Select every line containing the word "satisfaction" from the material, and copy those lines.
>> BEGIN MATERIAL SHOWN
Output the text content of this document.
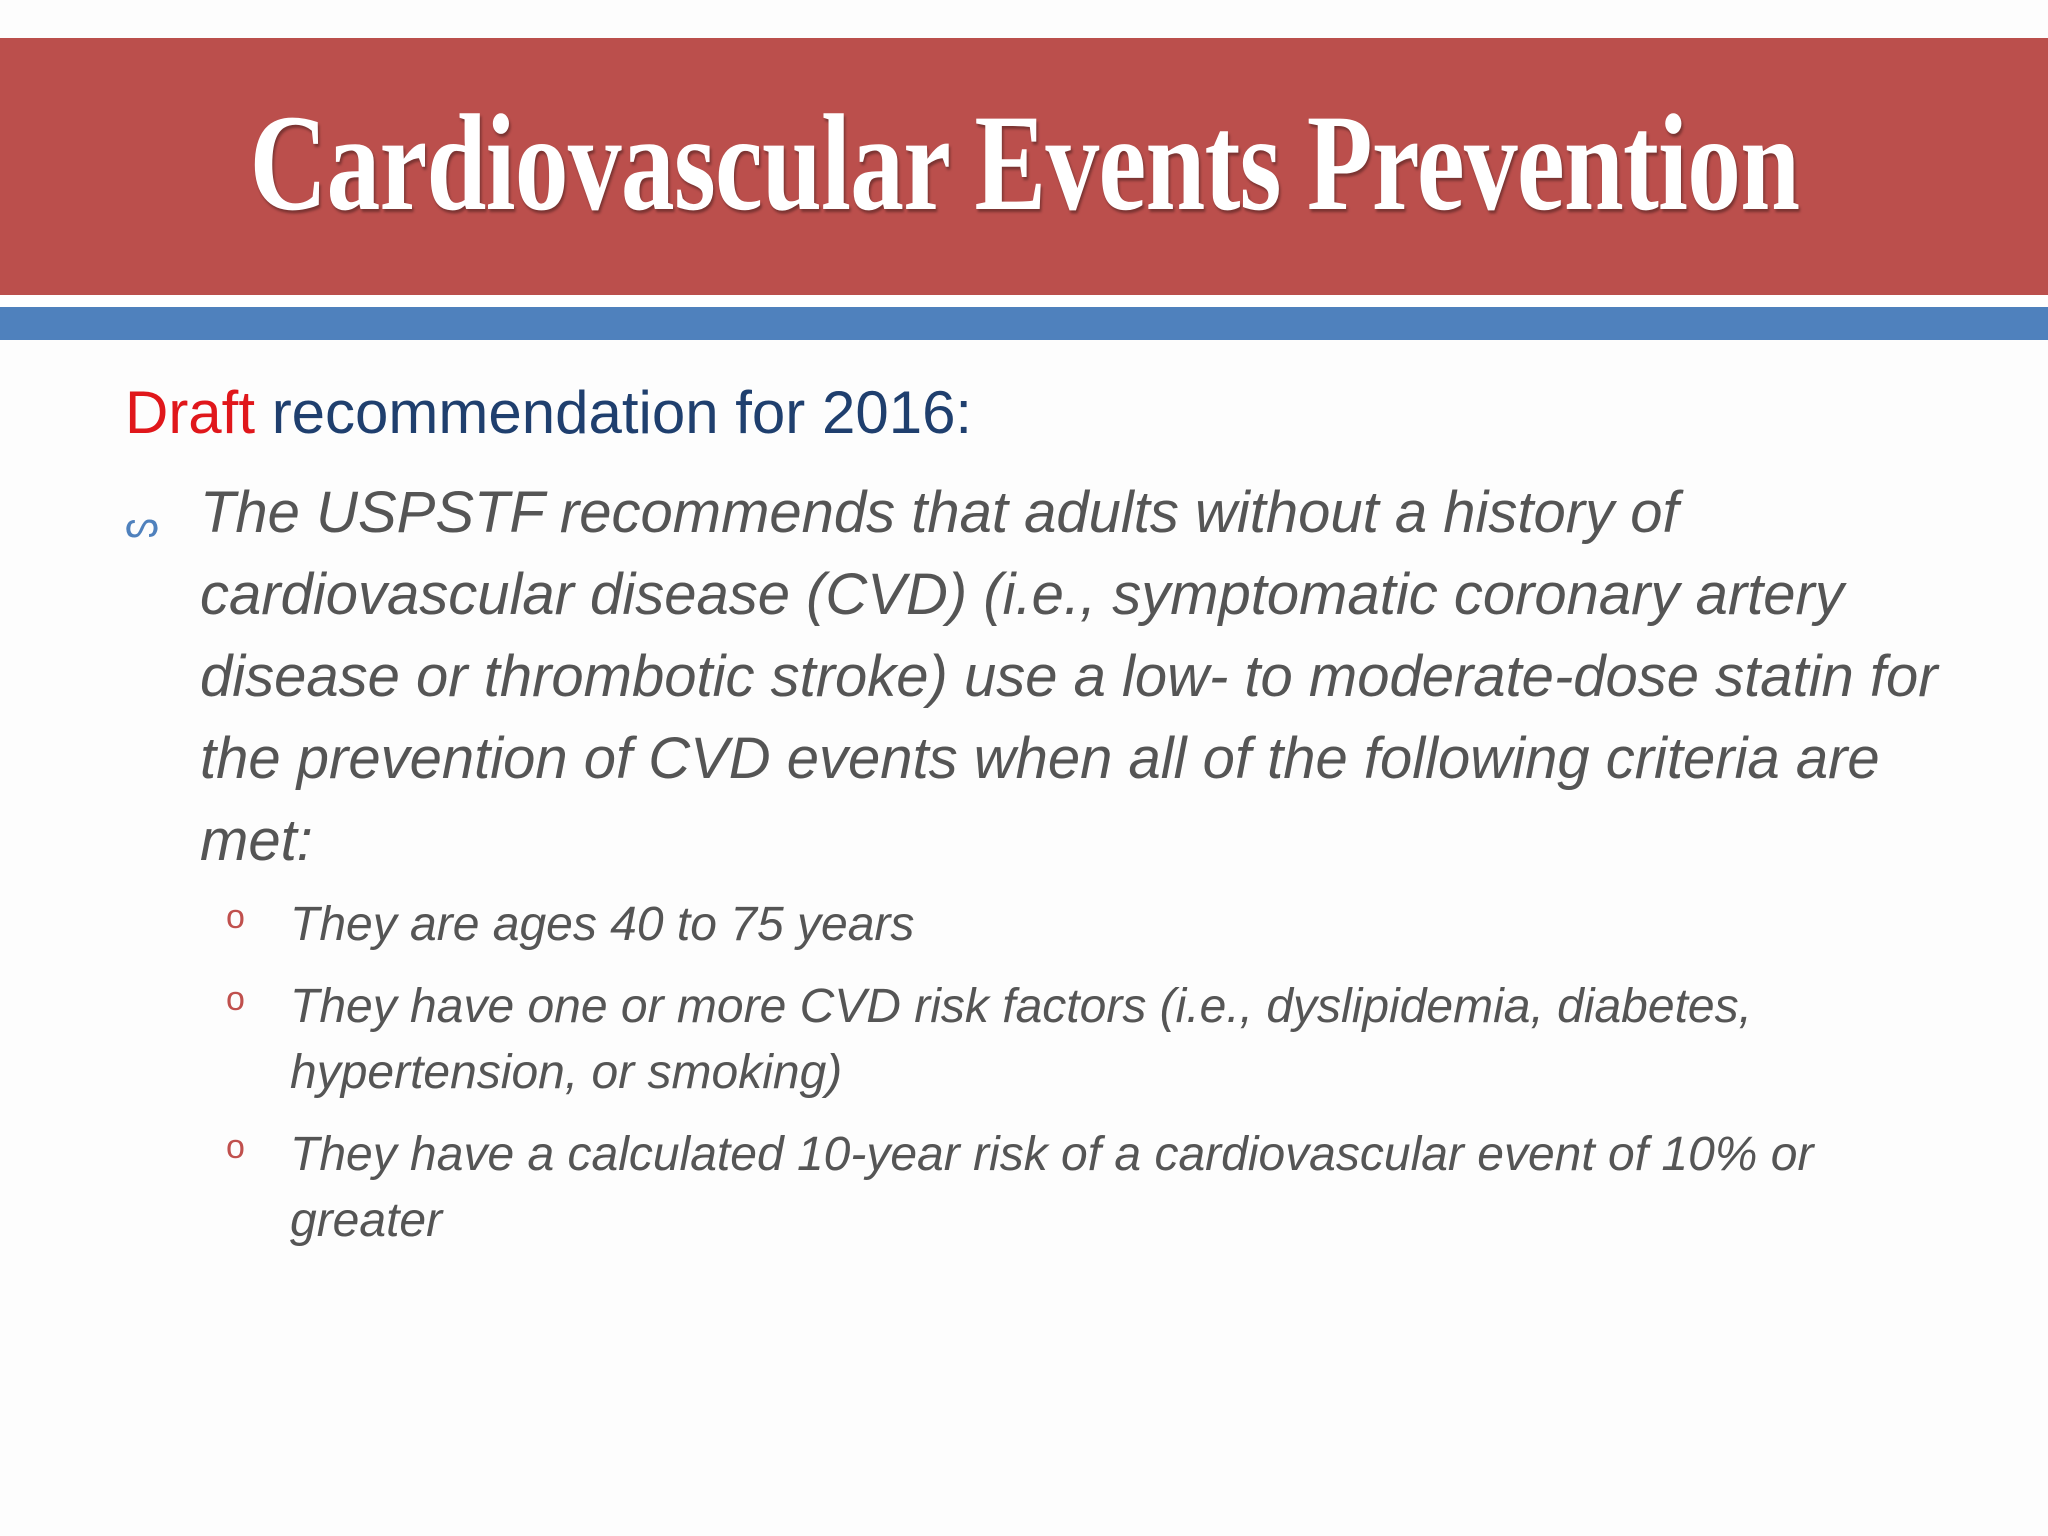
Cardiovascular Events Prevention
Draft recommendation for 2016:
ᔕ The USPSTF recommends that adults without a history of cardiovascular disease (CVD) (i.e., symptomatic coronary artery disease or thrombotic stroke) use a low- to moderate-dose statin for the prevention of CVD events when all of the following criteria are met:
o They are ages 40 to 75 years
o They have one or more CVD risk factors (i.e., dyslipidemia, diabetes, hypertension, or smoking)
o They have a calculated 10-year risk of a cardiovascular event of 10% or greater
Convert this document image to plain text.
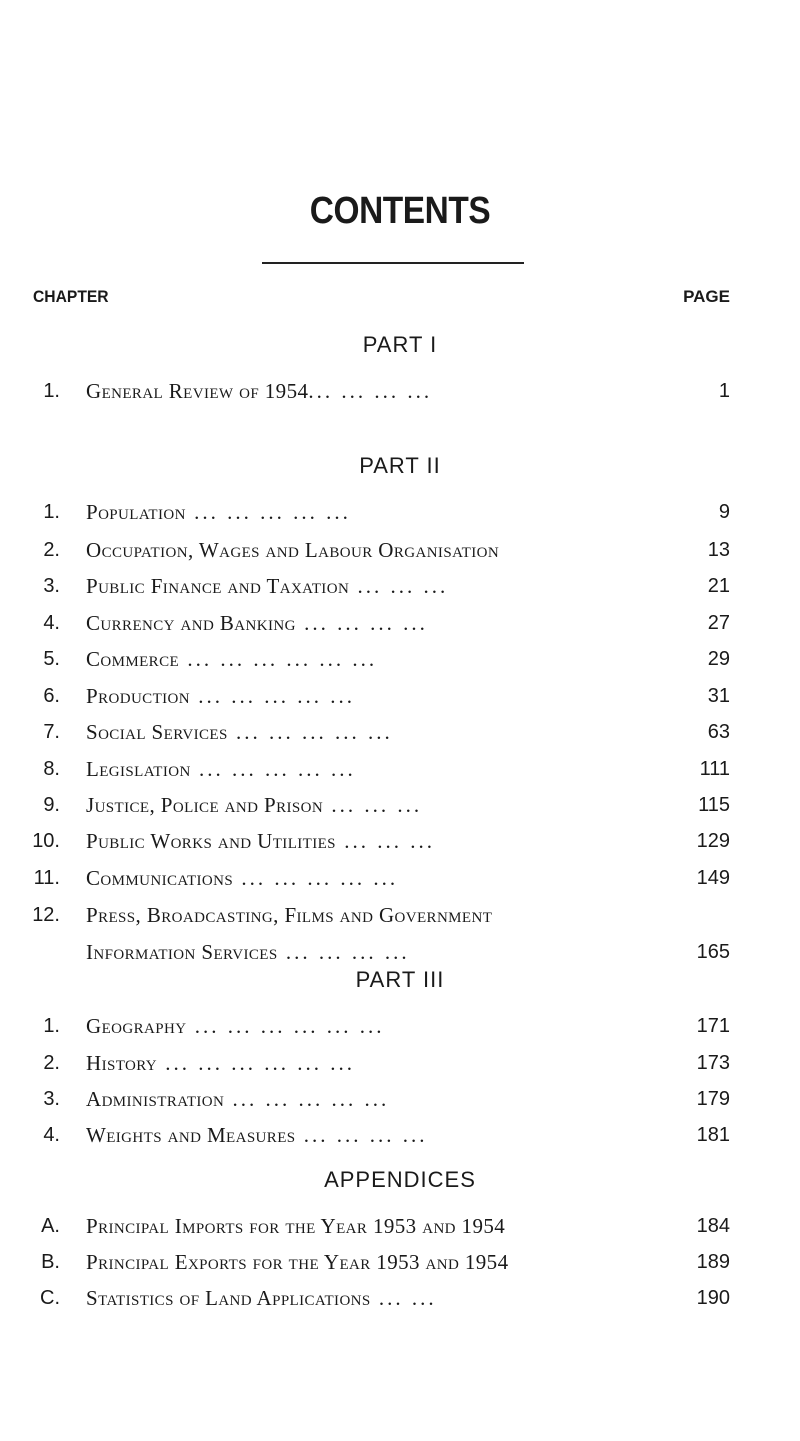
CONTENTS
CHAPTER	PAGE
PART I
1. General Review of 1954... ... ... ...	1
PART II
1. Population ... ... ... ... ...	9
2. Occupation, Wages and Labour Organisation	13
3. Public Finance and Taxation ... ... ...	21
4. Currency and Banking ... ... ... ...	27
5. Commerce ... ... ... ... ... ...	29
6. Production ... ... ... ... ...	31
7. Social Services ... ... ... ... ...	63
8. Legislation ... ... ... ... ...	111
9. Justice, Police and Prison ... ... ...	115
10. Public Works and Utilities ... ... ...	129
11. Communications ... ... ... ... ...	149
12. Press, Broadcasting, Films and Government
Information Services ... ... ... ...	165
PART III
1. Geography ... ... ... ... ... ...	171
2. History ... ... ... ... ... ...	173
3. Administration ... ... ... ... ...	179
4. Weights and Measures ... ... ... ...	181
APPENDICES
A. Principal Imports for the Year 1953 and 1954	184
B. Principal Exports for the Year 1953 and 1954	189
C. Statistics of Land Applications ... ...	190
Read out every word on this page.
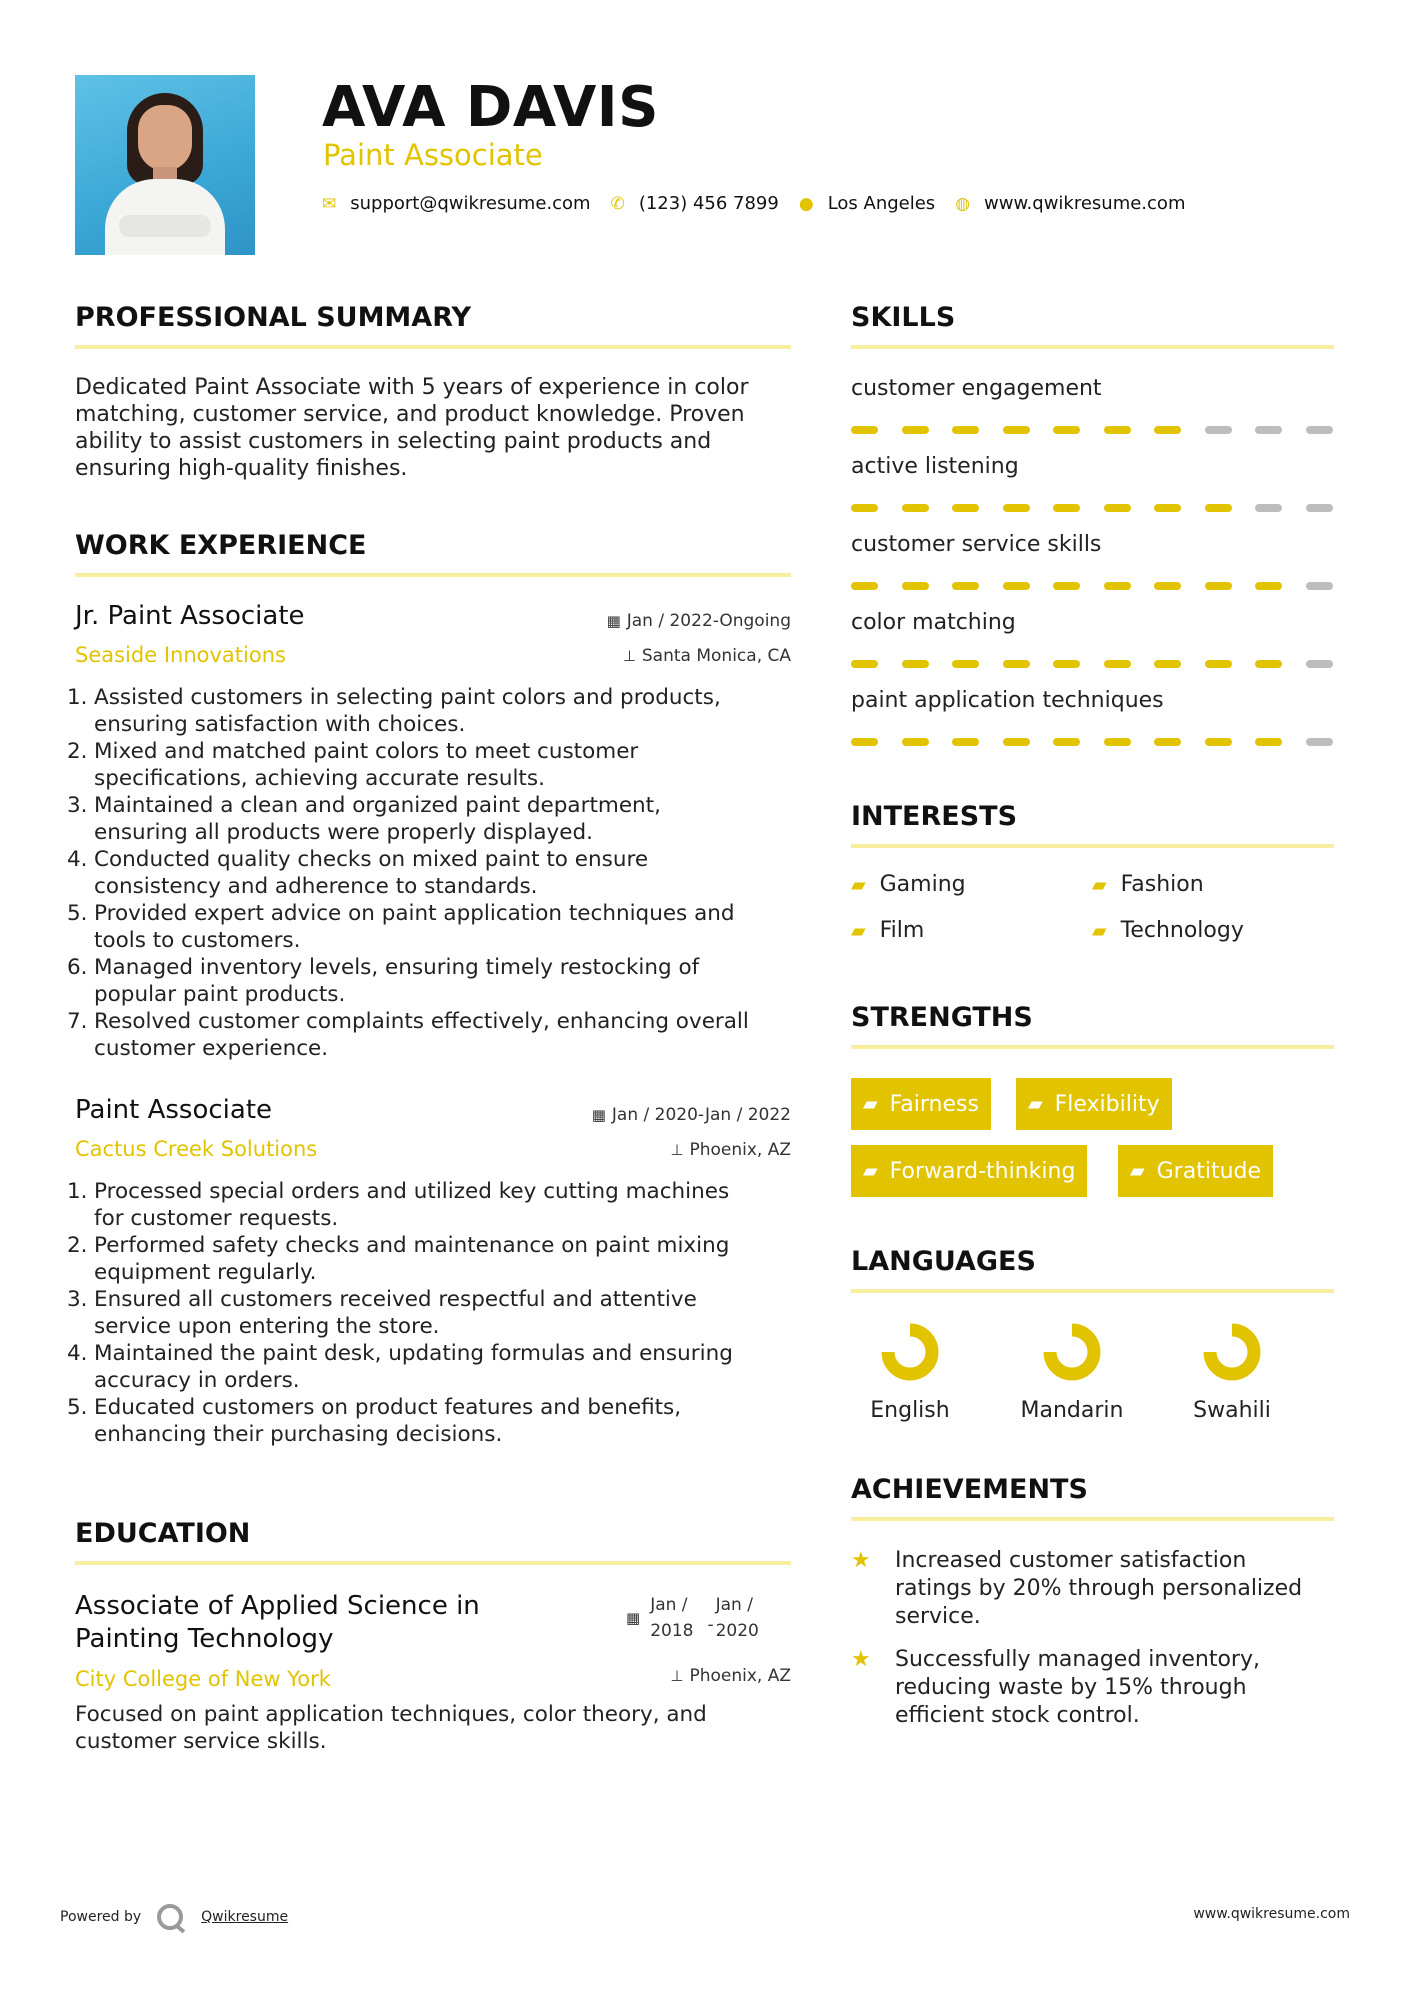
AVA DAVIS
Paint Associate
✉ support@qwikresume.com ✆ (123) 456 7899 ● Los Angeles ◍ www.qwikresume.com
PROFESSIONAL SUMMARY
Dedicated Paint Associate with 5 years of experience in color
matching, customer service, and product knowledge. Proven
ability to assist customers in selecting paint products and
ensuring high-quality finishes.
WORK EXPERIENCE
Jr. Paint Associate
Seaside Innovations
▦ Jan / 2022-Ongoing
⊥ Santa Monica, CA
1. Assisted customers in selecting paint colors and products,
ensuring satisfaction with choices.
2. Mixed and matched paint colors to meet customer
specifications, achieving accurate results.
3. Maintained a clean and organized paint department,
ensuring all products were properly displayed.
4. Conducted quality checks on mixed paint to ensure
consistency and adherence to standards.
5. Provided expert advice on paint application techniques and
tools to customers.
6. Managed inventory levels, ensuring timely restocking of
popular paint products.
7. Resolved customer complaints effectively, enhancing overall
customer experience.
Paint Associate
Cactus Creek Solutions
▦ Jan / 2020-Jan / 2022
⊥ Phoenix, AZ
1. Processed special orders and utilized key cutting machines
for customer requests.
2. Performed safety checks and maintenance on paint mixing
equipment regularly.
3. Ensured all customers received respectful and attentive
service upon entering the store.
4. Maintained the paint desk, updating formulas and ensuring
accuracy in orders.
5. Educated customers on product features and benefits,
enhancing their purchasing decisions.
EDUCATION
Associate of Applied Science in
Painting Technology
City College of New York
▦
Jan /
2018 -
Jan /
2020
⊥ Phoenix, AZ
Focused on paint application techniques, color theory, and
customer service skills.
SKILLS
customer engagement
active listening
customer service skills
color matching
paint application techniques
INTERESTS
▰ Gaming	▰ Fashion
▰ Film	▰ Technology
STRENGTHS
▰ Fairness	▰ Flexibility
▰ Forward-thinking	▰ Gratitude
LANGUAGES
English	Mandarin	Swahili
ACHIEVEMENTS
★	Increased customer satisfaction
ratings by 20% through personalized
service.
★	Successfully managed inventory,
reducing waste by 15% through
efficient stock control.
Powered by	Qwikresume	www.qwikresume.com
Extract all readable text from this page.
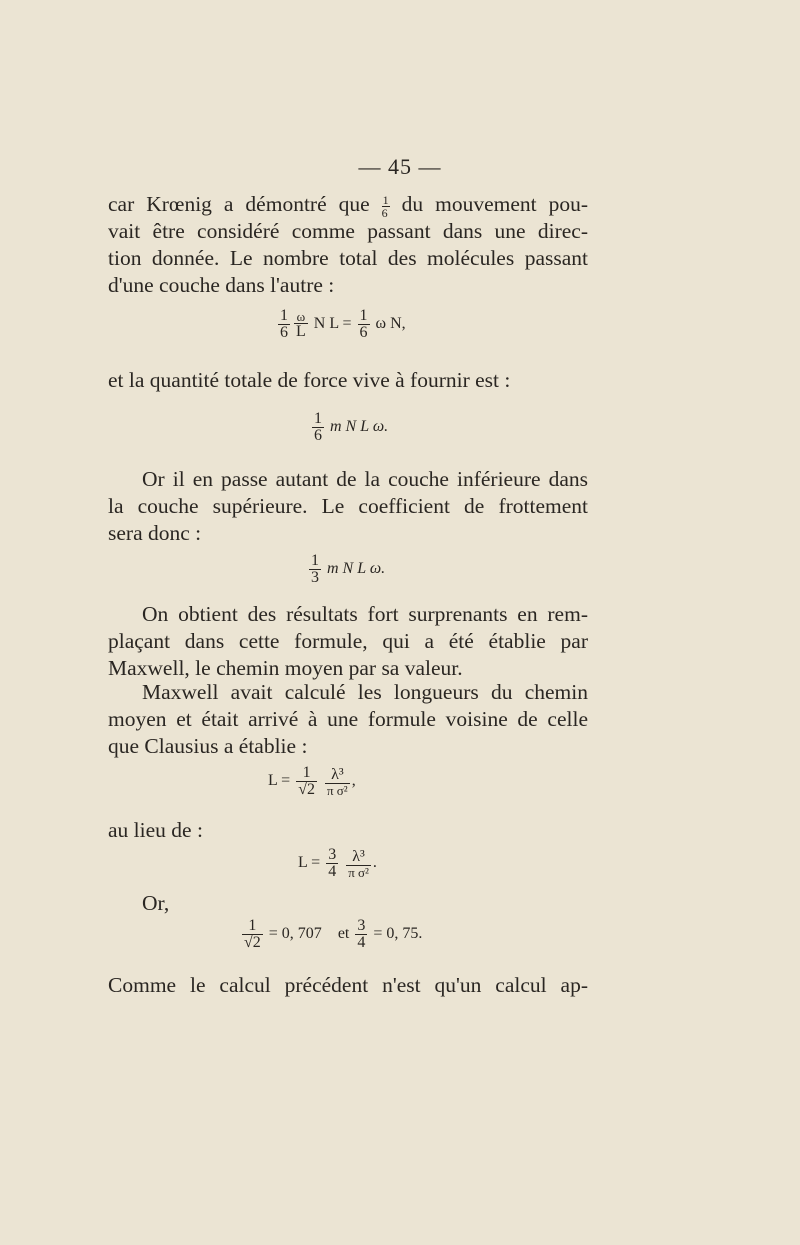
— 45 —
car Krœnig a démontré que $\frac{1}{6}$ du mouvement pou-
vait être considéré comme passant dans une direc-
tion donnée. Le nombre total des molécules passant
d'une couche dans l'autre :
$\frac{1}{6} \frac{\omega}{L}$ N $L = \frac{1}{6}$ ω N,
et la quantité totale de force vive à fournir est :
$\frac{1}{6}$ m N L ω.
Or il en passe autant de la couche inférieure dans
la couche supérieure. Le coefficient de frottement
sera donc :
$\frac{1}{3}$ m N L ω.
On obtient des résultats fort surprenants en rem-
plaçant dans cette formule, qui a été établie par
Maxwell, le chemin moyen par sa valeur.
Maxwell avait calculé les longueurs du chemin
moyen et était arrivé à une formule voisine de celle
que Clausius a établie :
$L = \frac{1}{√2}$
$\frac{\text{λ³}}{\text{π σ²}}$ ,
au lieu de :
$L = \frac{3}{4}$
$\frac{\text{λ³}}{\text{π σ²}}$ .
Or,
$\frac{1}{√2} = 0$, 707 et $\frac{3}{4} = 0$, 75.
Comme le calcul précédent n'est qu'un calcul ap-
>> END MATERIAL SHOWN
FINAL RESULT:
ensuring satisfaction with choices.
★	Increased customer satisfaction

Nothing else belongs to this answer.